Data =>
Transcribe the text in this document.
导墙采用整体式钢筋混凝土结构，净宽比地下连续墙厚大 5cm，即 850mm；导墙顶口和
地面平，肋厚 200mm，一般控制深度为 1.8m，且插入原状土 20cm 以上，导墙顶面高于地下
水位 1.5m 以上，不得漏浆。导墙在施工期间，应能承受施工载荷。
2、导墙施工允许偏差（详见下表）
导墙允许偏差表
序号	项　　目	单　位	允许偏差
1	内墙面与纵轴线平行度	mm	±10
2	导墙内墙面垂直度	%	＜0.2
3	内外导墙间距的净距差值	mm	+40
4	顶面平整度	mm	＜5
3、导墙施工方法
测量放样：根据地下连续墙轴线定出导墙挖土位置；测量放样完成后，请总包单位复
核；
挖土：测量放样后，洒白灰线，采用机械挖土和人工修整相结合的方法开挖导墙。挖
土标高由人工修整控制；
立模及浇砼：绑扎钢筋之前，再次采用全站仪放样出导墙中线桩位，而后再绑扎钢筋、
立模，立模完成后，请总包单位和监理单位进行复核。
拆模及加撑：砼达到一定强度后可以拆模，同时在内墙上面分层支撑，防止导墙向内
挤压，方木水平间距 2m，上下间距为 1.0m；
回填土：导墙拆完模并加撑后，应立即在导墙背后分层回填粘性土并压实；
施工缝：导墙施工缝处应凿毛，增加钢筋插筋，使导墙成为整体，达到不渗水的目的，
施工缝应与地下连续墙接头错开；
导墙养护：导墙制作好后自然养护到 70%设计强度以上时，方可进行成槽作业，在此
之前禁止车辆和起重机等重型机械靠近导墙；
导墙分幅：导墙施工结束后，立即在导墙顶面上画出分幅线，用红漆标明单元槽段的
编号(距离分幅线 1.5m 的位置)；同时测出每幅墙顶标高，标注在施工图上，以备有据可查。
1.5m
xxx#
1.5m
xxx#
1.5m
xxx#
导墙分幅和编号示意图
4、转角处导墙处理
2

Exercise prompt => Retype the records that precede this task, keeping them exactly the same.

Complete response =>
Transcribe the text in this document.
导墙采用整体式钢筋混凝土结构，净宽比地下连续墙厚大 5cm，即 850mm；导墙顶口和
地面平，肋厚 200mm，一般控制深度为 1.8m，且插入原状土 20cm 以上，导墙顶面高于地下
水位 1.5m 以上，不得漏浆。导墙在施工期间，应能承受施工载荷。
2、导墙施工允许偏差（详见下表）
导墙允许偏差表
序号	项　　目	单　位	允许偏差
1	内墙面与纵轴线平行度	mm	±10
2	导墙内墙面垂直度	%	＜0.2
3	内外导墙间距的净距差值	mm	+40
4	顶面平整度	mm	＜5
3、导墙施工方法
测量放样：根据地下连续墙轴线定出导墙挖土位置；测量放样完成后，请总包单位复
核；
挖土：测量放样后，洒白灰线，采用机械挖土和人工修整相结合的方法开挖导墙。挖
土标高由人工修整控制；
立模及浇砼：绑扎钢筋之前，再次采用全站仪放样出导墙中线桩位，而后再绑扎钢筋、
立模，立模完成后，请总包单位和监理单位进行复核。
拆模及加撑：砼达到一定强度后可以拆模，同时在内墙上面分层支撑，防止导墙向内
挤压，方木水平间距 2m，上下间距为 1.0m；
回填土：导墙拆完模并加撑后，应立即在导墙背后分层回填粘性土并压实；
施工缝：导墙施工缝处应凿毛，增加钢筋插筋，使导墙成为整体，达到不渗水的目的，
施工缝应与地下连续墙接头错开；
导墙养护：导墙制作好后自然养护到 70%设计强度以上时，方可进行成槽作业，在此
之前禁止车辆和起重机等重型机械靠近导墙；
导墙分幅：导墙施工结束后，立即在导墙顶面上画出分幅线，用红漆标明单元槽段的
编号(距离分幅线 1.5m 的位置)；同时测出每幅墙顶标高，标注在施工图上，以备有据可查。
1.5m
xxx#
1.5m
xxx#
1.5m
xxx#
导墙分幅和编号示意图
4、转角处导墙处理
2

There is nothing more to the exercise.